Entries taken from a collection:
--------

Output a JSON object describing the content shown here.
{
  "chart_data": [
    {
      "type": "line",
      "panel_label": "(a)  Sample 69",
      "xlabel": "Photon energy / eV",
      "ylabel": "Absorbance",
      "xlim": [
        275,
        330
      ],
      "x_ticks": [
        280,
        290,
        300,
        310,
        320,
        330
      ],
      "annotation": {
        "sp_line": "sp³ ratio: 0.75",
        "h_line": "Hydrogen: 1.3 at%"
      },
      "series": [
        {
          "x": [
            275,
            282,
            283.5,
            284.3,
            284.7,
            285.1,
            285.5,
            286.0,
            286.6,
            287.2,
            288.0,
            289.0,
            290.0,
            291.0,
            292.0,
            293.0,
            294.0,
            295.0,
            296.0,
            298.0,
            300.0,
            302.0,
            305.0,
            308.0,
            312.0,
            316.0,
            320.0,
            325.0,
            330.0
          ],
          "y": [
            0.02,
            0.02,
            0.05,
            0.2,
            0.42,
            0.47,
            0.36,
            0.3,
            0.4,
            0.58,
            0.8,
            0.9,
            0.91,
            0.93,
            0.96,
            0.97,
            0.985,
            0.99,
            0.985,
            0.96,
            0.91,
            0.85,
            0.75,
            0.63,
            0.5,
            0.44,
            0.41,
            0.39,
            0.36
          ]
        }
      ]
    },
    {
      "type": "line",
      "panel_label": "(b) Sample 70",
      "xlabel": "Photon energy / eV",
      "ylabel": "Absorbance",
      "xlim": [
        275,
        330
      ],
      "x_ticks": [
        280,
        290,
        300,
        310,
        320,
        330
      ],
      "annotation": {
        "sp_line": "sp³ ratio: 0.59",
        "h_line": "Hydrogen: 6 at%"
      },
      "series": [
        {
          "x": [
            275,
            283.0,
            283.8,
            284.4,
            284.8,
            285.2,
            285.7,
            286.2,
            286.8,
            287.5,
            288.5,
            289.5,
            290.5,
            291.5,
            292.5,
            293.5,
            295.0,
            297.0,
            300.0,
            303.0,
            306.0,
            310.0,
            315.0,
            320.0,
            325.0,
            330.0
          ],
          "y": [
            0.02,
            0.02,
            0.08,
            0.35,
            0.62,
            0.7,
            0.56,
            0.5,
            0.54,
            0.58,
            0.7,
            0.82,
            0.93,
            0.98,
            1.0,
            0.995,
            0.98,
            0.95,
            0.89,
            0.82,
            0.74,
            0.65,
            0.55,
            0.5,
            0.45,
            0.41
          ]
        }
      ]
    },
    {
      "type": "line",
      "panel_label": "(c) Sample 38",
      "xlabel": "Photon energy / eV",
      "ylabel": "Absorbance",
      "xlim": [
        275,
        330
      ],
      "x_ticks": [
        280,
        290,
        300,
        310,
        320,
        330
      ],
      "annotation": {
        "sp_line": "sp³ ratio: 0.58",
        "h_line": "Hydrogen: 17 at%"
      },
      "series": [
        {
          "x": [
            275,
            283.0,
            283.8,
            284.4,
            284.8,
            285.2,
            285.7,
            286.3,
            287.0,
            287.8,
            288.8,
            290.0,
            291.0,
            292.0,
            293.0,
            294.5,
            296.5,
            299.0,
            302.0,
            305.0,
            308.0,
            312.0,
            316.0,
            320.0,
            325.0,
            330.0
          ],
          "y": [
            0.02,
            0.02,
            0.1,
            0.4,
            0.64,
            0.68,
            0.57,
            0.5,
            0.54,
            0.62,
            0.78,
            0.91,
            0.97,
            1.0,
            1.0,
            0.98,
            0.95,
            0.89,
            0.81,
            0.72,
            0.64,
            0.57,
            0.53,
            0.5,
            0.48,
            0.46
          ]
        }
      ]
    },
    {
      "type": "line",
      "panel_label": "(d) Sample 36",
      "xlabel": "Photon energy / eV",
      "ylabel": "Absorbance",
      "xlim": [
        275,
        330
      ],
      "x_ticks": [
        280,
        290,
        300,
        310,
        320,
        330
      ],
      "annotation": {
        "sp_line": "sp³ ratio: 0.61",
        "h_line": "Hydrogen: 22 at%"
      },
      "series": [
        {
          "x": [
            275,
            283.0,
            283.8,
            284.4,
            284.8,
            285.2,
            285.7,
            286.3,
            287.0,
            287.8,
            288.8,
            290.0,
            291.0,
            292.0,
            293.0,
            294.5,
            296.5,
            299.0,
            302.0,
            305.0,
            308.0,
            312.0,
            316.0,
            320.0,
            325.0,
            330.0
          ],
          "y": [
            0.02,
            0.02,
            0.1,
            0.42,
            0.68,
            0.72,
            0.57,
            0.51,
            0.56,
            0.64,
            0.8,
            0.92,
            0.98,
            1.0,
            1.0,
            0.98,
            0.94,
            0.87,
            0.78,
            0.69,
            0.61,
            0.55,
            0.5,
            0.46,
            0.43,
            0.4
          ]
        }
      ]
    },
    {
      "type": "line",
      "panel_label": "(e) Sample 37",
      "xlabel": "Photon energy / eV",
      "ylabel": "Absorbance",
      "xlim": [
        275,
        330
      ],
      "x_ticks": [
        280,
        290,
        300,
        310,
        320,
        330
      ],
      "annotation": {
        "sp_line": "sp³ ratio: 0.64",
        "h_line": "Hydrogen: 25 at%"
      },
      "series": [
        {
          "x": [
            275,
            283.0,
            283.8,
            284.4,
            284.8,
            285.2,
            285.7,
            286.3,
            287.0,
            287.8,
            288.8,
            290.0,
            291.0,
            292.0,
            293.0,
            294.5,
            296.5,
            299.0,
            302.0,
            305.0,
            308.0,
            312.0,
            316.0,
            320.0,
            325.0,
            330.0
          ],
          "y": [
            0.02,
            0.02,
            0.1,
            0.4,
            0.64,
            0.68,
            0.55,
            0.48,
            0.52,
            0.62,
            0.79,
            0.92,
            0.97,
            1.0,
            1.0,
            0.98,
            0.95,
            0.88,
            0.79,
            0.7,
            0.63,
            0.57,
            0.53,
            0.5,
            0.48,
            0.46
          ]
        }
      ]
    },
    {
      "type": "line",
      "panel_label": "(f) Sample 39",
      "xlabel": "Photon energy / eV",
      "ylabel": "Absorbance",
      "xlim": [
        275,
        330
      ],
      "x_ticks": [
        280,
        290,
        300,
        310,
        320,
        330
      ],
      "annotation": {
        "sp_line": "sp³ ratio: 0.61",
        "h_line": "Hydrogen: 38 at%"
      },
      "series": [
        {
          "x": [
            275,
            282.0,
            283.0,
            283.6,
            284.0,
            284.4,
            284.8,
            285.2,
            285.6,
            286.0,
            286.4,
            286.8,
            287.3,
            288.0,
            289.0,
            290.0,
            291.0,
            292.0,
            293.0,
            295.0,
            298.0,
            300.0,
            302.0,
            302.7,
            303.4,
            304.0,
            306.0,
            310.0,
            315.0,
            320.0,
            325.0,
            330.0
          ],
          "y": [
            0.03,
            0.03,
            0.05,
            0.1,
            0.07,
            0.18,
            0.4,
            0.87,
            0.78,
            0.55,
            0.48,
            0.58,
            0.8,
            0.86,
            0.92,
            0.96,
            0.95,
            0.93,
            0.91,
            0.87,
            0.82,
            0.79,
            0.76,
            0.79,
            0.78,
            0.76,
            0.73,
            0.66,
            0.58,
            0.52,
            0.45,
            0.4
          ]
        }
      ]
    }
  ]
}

--------

Write out the full listing, keeping every line exactly as it is.

Output a JSON object describing the content shown here.
{
  "chart_data": [
    {
      "type": "line",
      "panel_label": "(a)  Sample 69",
      "xlabel": "Photon energy / eV",
      "ylabel": "Absorbance",
      "xlim": [
        275,
        330
      ],
      "x_ticks": [
        280,
        290,
        300,
        310,
        320,
        330
      ],
      "annotation": {
        "sp_line": "sp³ ratio: 0.75",
        "h_line": "Hydrogen: 1.3 at%"
      },
      "series": [
        {
          "x": [
            275,
            282,
            283.5,
            284.3,
            284.7,
            285.1,
            285.5,
            286.0,
            286.6,
            287.2,
            288.0,
            289.0,
            290.0,
            291.0,
            292.0,
            293.0,
            294.0,
            295.0,
            296.0,
            298.0,
            300.0,
            302.0,
            305.0,
            308.0,
            312.0,
            316.0,
            320.0,
            325.0,
            330.0
          ],
          "y": [
            0.02,
            0.02,
            0.05,
            0.2,
            0.42,
            0.47,
            0.36,
            0.3,
            0.4,
            0.58,
            0.8,
            0.9,
            0.91,
            0.93,
            0.96,
            0.97,
            0.985,
            0.99,
            0.985,
            0.96,
            0.91,
            0.85,
            0.75,
            0.63,
            0.5,
            0.44,
            0.41,
            0.39,
            0.36
          ]
        }
      ]
    },
    {
      "type": "line",
      "panel_label": "(b) Sample 70",
      "xlabel": "Photon energy / eV",
      "ylabel": "Absorbance",
      "xlim": [
        275,
        330
      ],
      "x_ticks": [
        280,
        290,
        300,
        310,
        320,
        330
      ],
      "annotation": {
        "sp_line": "sp³ ratio: 0.59",
        "h_line": "Hydrogen: 6 at%"
      },
      "series": [
        {
          "x": [
            275,
            283.0,
            283.8,
            284.4,
            284.8,
            285.2,
            285.7,
            286.2,
            286.8,
            287.5,
            288.5,
            289.5,
            290.5,
            291.5,
            292.5,
            293.5,
            295.0,
            297.0,
            300.0,
            303.0,
            306.0,
            310.0,
            315.0,
            320.0,
            325.0,
            330.0
          ],
          "y": [
            0.02,
            0.02,
            0.08,
            0.35,
            0.62,
            0.7,
            0.56,
            0.5,
            0.54,
            0.58,
            0.7,
            0.82,
            0.93,
            0.98,
            1.0,
            0.995,
            0.98,
            0.95,
            0.89,
            0.82,
            0.74,
            0.65,
            0.55,
            0.5,
            0.45,
            0.41
          ]
        }
      ]
    },
    {
      "type": "line",
      "panel_label": "(c) Sample 38",
      "xlabel": "Photon energy / eV",
      "ylabel": "Absorbance",
      "xlim": [
        275,
        330
      ],
      "x_ticks": [
        280,
        290,
        300,
        310,
        320,
        330
      ],
      "annotation": {
        "sp_line": "sp³ ratio: 0.58",
        "h_line": "Hydrogen: 17 at%"
      },
      "series": [
        {
          "x": [
            275,
            283.0,
            283.8,
            284.4,
            284.8,
            285.2,
            285.7,
            286.3,
            287.0,
            287.8,
            288.8,
            290.0,
            291.0,
            292.0,
            293.0,
            294.5,
            296.5,
            299.0,
            302.0,
            305.0,
            308.0,
            312.0,
            316.0,
            320.0,
            325.0,
            330.0
          ],
          "y": [
            0.02,
            0.02,
            0.1,
            0.4,
            0.64,
            0.68,
            0.57,
            0.5,
            0.54,
            0.62,
            0.78,
            0.91,
            0.97,
            1.0,
            1.0,
            0.98,
            0.95,
            0.89,
            0.81,
            0.72,
            0.64,
            0.57,
            0.53,
            0.5,
            0.48,
            0.46
          ]
        }
      ]
    },
    {
      "type": "line",
      "panel_label": "(d) Sample 36",
      "xlabel": "Photon energy / eV",
      "ylabel": "Absorbance",
      "xlim": [
        275,
        330
      ],
      "x_ticks": [
        280,
        290,
        300,
        310,
        320,
        330
      ],
      "annotation": {
        "sp_line": "sp³ ratio: 0.61",
        "h_line": "Hydrogen: 22 at%"
      },
      "series": [
        {
          "x": [
            275,
            283.0,
            283.8,
            284.4,
            284.8,
            285.2,
            285.7,
            286.3,
            287.0,
            287.8,
            288.8,
            290.0,
            291.0,
            292.0,
            293.0,
            294.5,
            296.5,
            299.0,
            302.0,
            305.0,
            308.0,
            312.0,
            316.0,
            320.0,
            325.0,
            330.0
          ],
          "y": [
            0.02,
            0.02,
            0.1,
            0.42,
            0.68,
            0.72,
            0.57,
            0.51,
            0.56,
            0.64,
            0.8,
            0.92,
            0.98,
            1.0,
            1.0,
            0.98,
            0.94,
            0.87,
            0.78,
            0.69,
            0.61,
            0.55,
            0.5,
            0.46,
            0.43,
            0.4
          ]
        }
      ]
    },
    {
      "type": "line",
      "panel_label": "(e) Sample 37",
      "xlabel": "Photon energy / eV",
      "ylabel": "Absorbance",
      "xlim": [
        275,
        330
      ],
      "x_ticks": [
        280,
        290,
        300,
        310,
        320,
        330
      ],
      "annotation": {
        "sp_line": "sp³ ratio: 0.64",
        "h_line": "Hydrogen: 25 at%"
      },
      "series": [
        {
          "x": [
            275,
            283.0,
            283.8,
            284.4,
            284.8,
            285.2,
            285.7,
            286.3,
            287.0,
            287.8,
            288.8,
            290.0,
            291.0,
            292.0,
            293.0,
            294.5,
            296.5,
            299.0,
            302.0,
            305.0,
            308.0,
            312.0,
            316.0,
            320.0,
            325.0,
            330.0
          ],
          "y": [
            0.02,
            0.02,
            0.1,
            0.4,
            0.64,
            0.68,
            0.55,
            0.48,
            0.52,
            0.62,
            0.79,
            0.92,
            0.97,
            1.0,
            1.0,
            0.98,
            0.95,
            0.88,
            0.79,
            0.7,
            0.63,
            0.57,
            0.53,
            0.5,
            0.48,
            0.46
          ]
        }
      ]
    },
    {
      "type": "line",
      "panel_label": "(f) Sample 39",
      "xlabel": "Photon energy / eV",
      "ylabel": "Absorbance",
      "xlim": [
        275,
        330
      ],
      "x_ticks": [
        280,
        290,
        300,
        310,
        320,
        330
      ],
      "annotation": {
        "sp_line": "sp³ ratio: 0.61",
        "h_line": "Hydrogen: 38 at%"
      },
      "series": [
        {
          "x": [
            275,
            282.0,
            283.0,
            283.6,
            284.0,
            284.4,
            284.8,
            285.2,
            285.6,
            286.0,
            286.4,
            286.8,
            287.3,
            288.0,
            289.0,
            290.0,
            291.0,
            292.0,
            293.0,
            295.0,
            298.0,
            300.0,
            302.0,
            302.7,
            303.4,
            304.0,
            306.0,
            310.0,
            315.0,
            320.0,
            325.0,
            330.0
          ],
          "y": [
            0.03,
            0.03,
            0.05,
            0.1,
            0.07,
            0.18,
            0.4,
            0.87,
            0.78,
            0.55,
            0.48,
            0.58,
            0.8,
            0.86,
            0.92,
            0.96,
            0.95,
            0.93,
            0.91,
            0.87,
            0.82,
            0.79,
            0.76,
            0.79,
            0.78,
            0.76,
            0.73,
            0.66,
            0.58,
            0.52,
            0.45,
            0.4
          ]
        }
      ]
    }
  ]
}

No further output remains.